### Stated exercise
Print the entries that appear below, exactly as written and without their pictures.

### Material to process
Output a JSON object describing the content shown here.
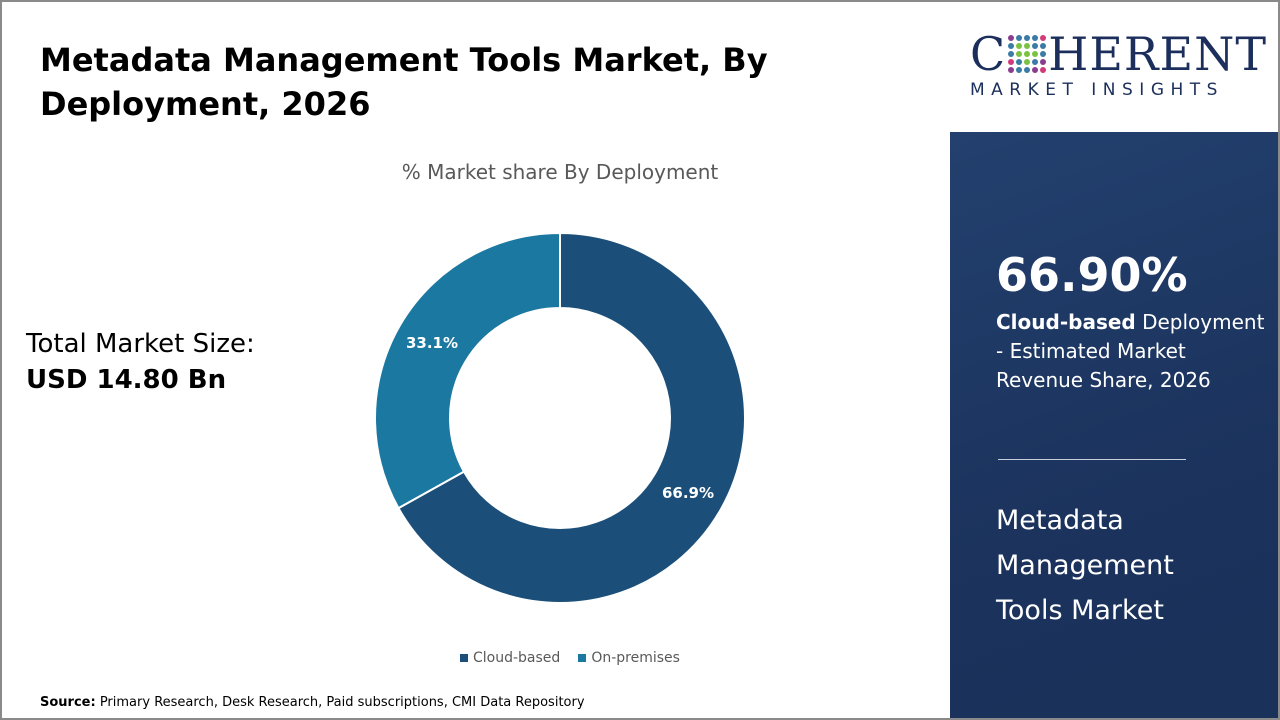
{
  "title": "Metadata Management Tools Market, By Deployment, 2026",
  "total": {
    "label": "Total Market Size:",
    "value": "USD 14.80 Bn"
  },
  "source": {
    "label": "Source:",
    "text": " Primary Research, Desk Research, Paid subscriptions, CMI Data Repository"
  },
  "logo": {
    "line1_pre": "C",
    "line1_post": "HERENT",
    "line2": "MARKET INSIGHTS"
  },
  "panel": {
    "percent": "66.90%",
    "highlight": "Cloud-based",
    "desc": " Deployment - Estimated Market Revenue Share, 2026",
    "market": "Metadata Management Tools Market"
  },
  "chart_data": {
    "type": "pie",
    "donut": true,
    "title": "% Market share By Deployment",
    "categories": [
      "Cloud-based",
      "On-premises"
    ],
    "values": [
      66.9,
      33.1
    ],
    "labels": [
      "66.9%",
      "33.1%"
    ],
    "colors": [
      "#1b4f7a",
      "#1b78a1"
    ],
    "legend": "bottom"
  }
}
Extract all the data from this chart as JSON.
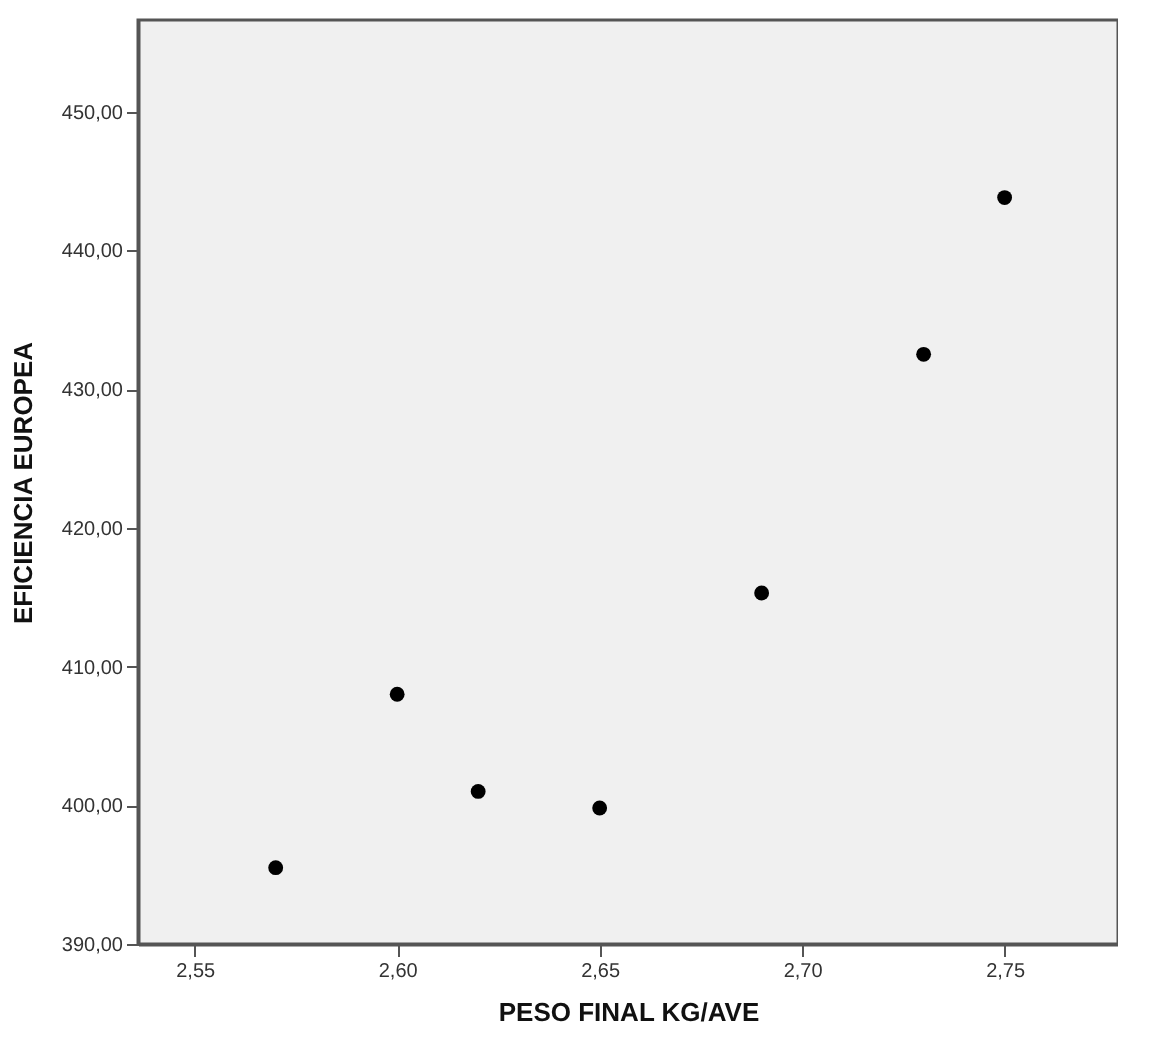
{
  "chart_data": {
    "type": "scatter",
    "xlabel": "PESO FINAL KG/AVE",
    "ylabel": "EFICIENCIA EUROPEA",
    "x": [
      2.57,
      2.6,
      2.62,
      2.65,
      2.69,
      2.73,
      2.75
    ],
    "series": [
      {
        "color": "#000000",
        "values": [
          395.5,
          408.0,
          401.0,
          399.8,
          415.3,
          432.5,
          443.8
        ]
      }
    ],
    "xlim": [
      2.536,
      2.778
    ],
    "ylim": [
      390,
      456.6
    ],
    "xticks": [
      {
        "value": 2.55,
        "label": "2,55"
      },
      {
        "value": 2.6,
        "label": "2,60"
      },
      {
        "value": 2.65,
        "label": "2,65"
      },
      {
        "value": 2.7,
        "label": "2,70"
      },
      {
        "value": 2.75,
        "label": "2,75"
      }
    ],
    "yticks": [
      {
        "value": 390,
        "label": "390,00"
      },
      {
        "value": 400,
        "label": "400,00"
      },
      {
        "value": 410,
        "label": "410,00"
      },
      {
        "value": 420,
        "label": "420,00"
      },
      {
        "value": 430,
        "label": "430,00"
      },
      {
        "value": 440,
        "label": "440,00"
      },
      {
        "value": 450,
        "label": "450,00"
      }
    ],
    "grid": false,
    "marker": "circle"
  }
}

### Final result
Output a JSON object describing the content shown here.
{
  "title": "Metadata Management Tools Market, By Deployment, 2026",
  "total": {
    "label": "Total Market Size:",
    "value": "USD 14.80 Bn"
  },
  "source": {
    "label": "Source:",
    "text": " Primary Research, Desk Research, Paid subscriptions, CMI Data Repository"
  },
  "logo": {
    "line1_pre": "C",
    "line1_post": "HERENT",
    "line2": "MARKET INSIGHTS"
  },
  "panel": {
    "percent": "66.90%",
    "highlight": "Cloud-based",
    "desc": " Deployment - Estimated Market Revenue Share, 2026",
    "market": "Metadata Management Tools Market"
  },
  "chart_data": {
    "type": "pie",
    "donut": true,
    "title": "% Market share By Deployment",
    "categories": [
      "Cloud-based",
      "On-premises"
    ],
    "values": [
      66.9,
      33.1
    ],
    "labels": [
      "66.9%",
      "33.1%"
    ],
    "colors": [
      "#1b4f7a",
      "#1b78a1"
    ],
    "legend": "bottom"
  }
}
Extract all the data from this chart as JSON.
{
  "chart_data": {
    "type": "scatter",
    "xlabel": "PESO FINAL KG/AVE",
    "ylabel": "EFICIENCIA EUROPEA",
    "x": [
      2.57,
      2.6,
      2.62,
      2.65,
      2.69,
      2.73,
      2.75
    ],
    "series": [
      {
        "color": "#000000",
        "values": [
          395.5,
          408.0,
          401.0,
          399.8,
          415.3,
          432.5,
          443.8
        ]
      }
    ],
    "xlim": [
      2.536,
      2.778
    ],
    "ylim": [
      390,
      456.6
    ],
    "xticks": [
      {
        "value": 2.55,
        "label": "2,55"
      },
      {
        "value": 2.6,
        "label": "2,60"
      },
      {
        "value": 2.65,
        "label": "2,65"
      },
      {
        "value": 2.7,
        "label": "2,70"
      },
      {
        "value": 2.75,
        "label": "2,75"
      }
    ],
    "yticks": [
      {
        "value": 390,
        "label": "390,00"
      },
      {
        "value": 400,
        "label": "400,00"
      },
      {
        "value": 410,
        "label": "410,00"
      },
      {
        "value": 420,
        "label": "420,00"
      },
      {
        "value": 430,
        "label": "430,00"
      },
      {
        "value": 440,
        "label": "440,00"
      },
      {
        "value": 450,
        "label": "450,00"
      }
    ],
    "grid": false,
    "marker": "circle"
  }
}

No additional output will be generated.